What to work on: Omitting all pictures, print the lines of the listing from the one containing "What text is on this page?" through the final line, both ends included, with no other text.

Dataset entries:
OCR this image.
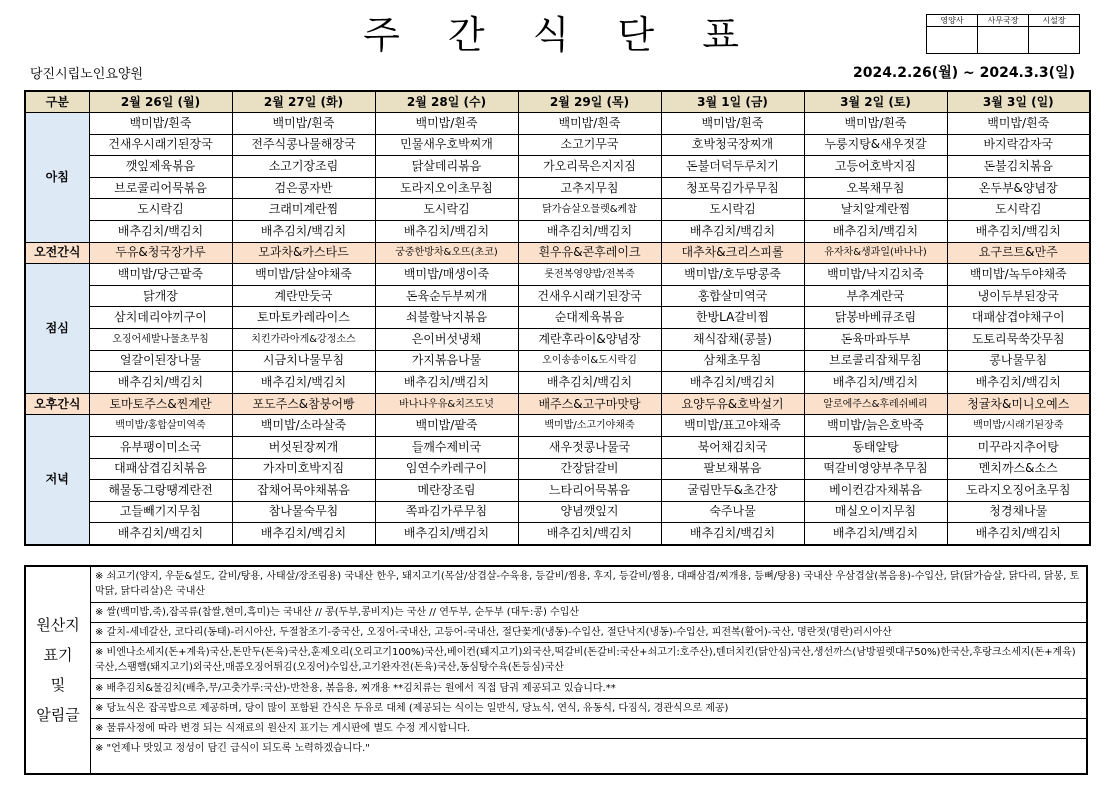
주 간 식 단 표	영양사	사무국장	시설장

당진시립노인요양원	2024.2.26(월) ~ 2024.3.3(일)
구분	2월 26일 (월)	2월 27일 (화)	2월 28일 (수)	2월 29일 (목)	3월 1일 (금)	3월 2일 (토)	3월 3일 (일)
아침	백미밥/흰죽	백미밥/흰죽	백미밥/흰죽	백미밥/흰죽	백미밥/흰죽	백미밥/흰죽	백미밥/흰죽
	건새우시래기된장국	전주식콩나물해장국	민물새우호박찌개	소고기무국	호박청국장찌개	누룽지탕&새우젓갈	바지락감자국
	깻잎제육볶음	소고기장조림	닭살데리볶음	가오리묵은지지짐	돈불더덕두루치기	고등어호박지짐	돈불김치볶음
	브로콜리어묵볶음	검은콩자반	도라지오이초무침	고추지무침	청포묵김가루무침	오복채무침	온두부&양념장
	도시락김	크래미계란찜	도시락김	닭가슴살오믈렛&케찹	도시락김	날치알계란찜	도시락김
	배추김치/백김치	배추김치/백김치	배추김치/백김치	배추김치/백김치	배추김치/백김치	배추김치/백김치	배추김치/백김치
오전간식	두유&청국장가루	모과차&카스타드	궁중한방차&오뜨(초코)	흰우유&콘후레이크	대추차&크리스피롤	유자차&생과일(바나나)	요구르트&만주
점심	백미밥/당근팥죽	백미밥/닭살야채죽	백미밥/매생이죽	롯전복영양밥/전복죽	백미밥/호두땅콩죽	백미밥/낙지김치죽	백미밥/녹두야채죽
	닭개장	계란만둣국	돈육순두부찌개	건새우시래기된장국	홍합살미역국	부추계란국	냉이두부된장국
	삼치데리야끼구이	토마토카레라이스	쇠불할낙지볶음	순대제육볶음	한방LA갈비찜	닭봉바베큐조림	대패삼겹야채구이
	오징어세발나물초무침	치킨가라아게&강정소스	은이버섯냉채	계란후라이&양념장	채식잡채(콩불)	돈육마파두부	도토리묵쑥갓무침
	얼갈이된장나물	시금치나물무침	가지볶음나물	오이송송이&도시락김	삼채초무침	브로콜리잡채무침	콩나물무침
	배추김치/백김치	배추김치/백김치	배추김치/백김치	배추김치/백김치	배추김치/백김치	배추김치/백김치	배추김치/백김치
오후간식	토마토주스&찐계란	포도주스&참붕어빵	바나나우유&치즈도넛	배주스&고구마맛탕	요양두유&호박설기	알로에주스&후레쉬베리	청귤차&미니오예스
저녁	백미밥/홍합살미역죽	백미밥/소라살죽	백미밥/팥죽	백미밥/소고기야채죽	백미밥/표고야채죽	백미밥/늙은호박죽	백미밥/시래기된장죽
	유부팽이미소국	버섯된장찌개	들깨수제비국	새우젓콩나물국	북어채김치국	동태알탕	미꾸라지추어탕
	대패삼겹김치볶음	가자미호박지짐	임연수카레구이	간장닭갈비	팔보채볶음	떡갈비영양부추무침	멘치까스&소스
	해물동그랑땡계란전	잡채어묵야채볶음	메란장조림	느타리어묵볶음	굴림만두&초간장	베이컨감자채볶음	도라지오징어초무침
	고들빼기지무침	참나물숙무침	쪽파김가루무침	양념깻잎지	숙주나물	매실오이지무침	청경채나물
	배추김치/백김치	배추김치/백김치	배추김치/백김치	배추김치/백김치	배추김치/백김치	배추김치/백김치	배추김치/백김치
원산지
표기
및
알림글
※ 쇠고기(양지, 우둔&설도, 갈비/탕용, 사태살/장조림용) 국내산 한우, 돼지고기(목살/삼겹살-수육용, 등갈비/찜용, 후지, 등갈비/찜용, 대패삼겹/찌개용, 등뼈/탕용) 국내산 우삼겹살(볶음용)-수입산, 닭(닭가슴살, 닭다리, 닭봉, 토막닭, 닭다리살)은 국내산
※ 쌀(백미밥,죽),잡곡류(찹쌀,현미,흑미)는 국내산 // 콩(두부,콩비지)는 국산 // 연두부, 순두부 (대두:콩) 수입산
※ 갈치-세네갈산, 코다리(동태)-러시아산, 두절참조기-중국산, 오징어-국내산, 고등어-국내산, 절단꽃게(냉동)-수입산, 절단낙지(냉동)-수입산, 피전복(활어)-국산, 명란젓(명란)러시아산
※ 비엔나소세지(돈+계육)국산,돈만두(돈육)국산,훈제오리(오리고기100%)국산,베이컨(돼지고기)외국산,떡갈비(돈갈비:국산+쇠고기:호주산),텐더치킨(닭안심)국산,생선까스(남방필렛대구50%)한국산,후랑크소세지(돈+계육)국산,스팸햄(돼지고기)외국산,매콤오징어튀김(오징어)수입산,고기완자전(돈육)국산,동심탕수육(돈등심)국산
※ 배추김치&물김치(배추,무/고춧가루:국산)-반찬용, 볶음용, 찌개용 **김치류는 원에서 직접 담궈 제공되고 있습니다.**
※ 당뇨식은 잡곡밥으로 제공하며, 당이 많이 포함된 간식은 두유로 대체 (제공되는 식이는 일반식, 당뇨식, 연식, 유동식, 다짐식, 경관식으로 제공)
※ 물류사정에 따라 변경 되는 식재료의 원산지 표기는 게시판에 별도 수정 게시합니다.
※ "언제나 맛있고 정성이 담긴 급식이 되도록 노력하겠습니다."
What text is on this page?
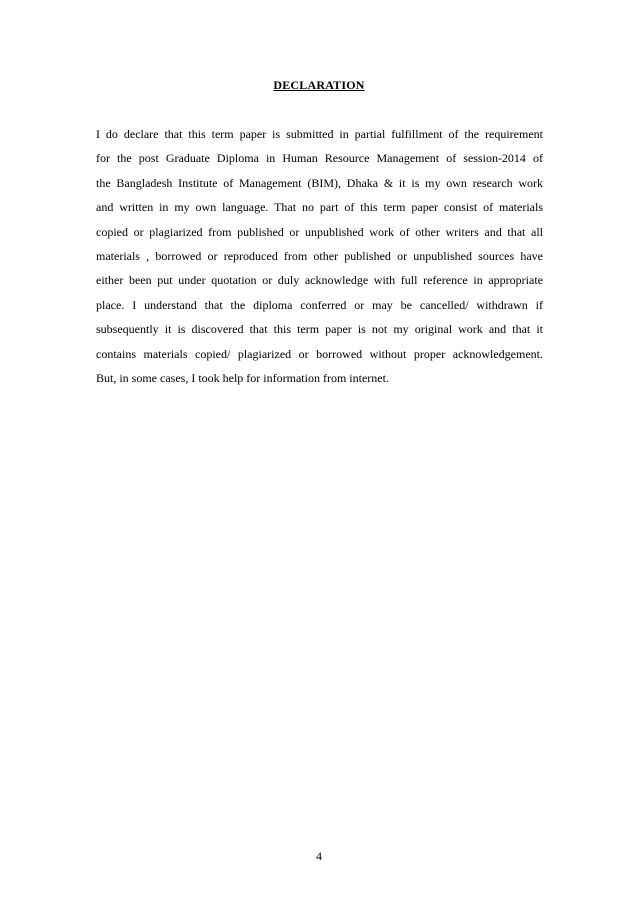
DECLARATION
I do declare that this term paper is submitted in partial fulfillment of the requirement
for the post Graduate Diploma in Human Resource Management of session-2014 of
the Bangladesh Institute of Management (BIM), Dhaka & it is my own research work
and written in my own language. That no part of this term paper consist of materials
copied or plagiarized from published or unpublished work of other writers and that all
materials , borrowed or reproduced from other published or unpublished sources have
either been put under quotation or duly acknowledge with full reference in appropriate
place. I understand that the diploma conferred or may be cancelled/ withdrawn if
subsequently it is discovered that this term paper is not my original work and that it
contains materials copied/ plagiarized or borrowed without proper acknowledgement.
But, in some cases, I took help for information from internet.
4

Exercise solution:
What text is on this page?
DECLARATION
I do declare that this term paper is submitted in partial fulfillment of the requirement
for the post Graduate Diploma in Human Resource Management of session-2014 of
the Bangladesh Institute of Management (BIM), Dhaka & it is my own research work
and written in my own language. That no part of this term paper consist of materials
copied or plagiarized from published or unpublished work of other writers and that all
materials , borrowed or reproduced from other published or unpublished sources have
either been put under quotation or duly acknowledge with full reference in appropriate
place. I understand that the diploma conferred or may be cancelled/ withdrawn if
subsequently it is discovered that this term paper is not my original work and that it
contains materials copied/ plagiarized or borrowed without proper acknowledgement.
But, in some cases, I took help for information from internet.
4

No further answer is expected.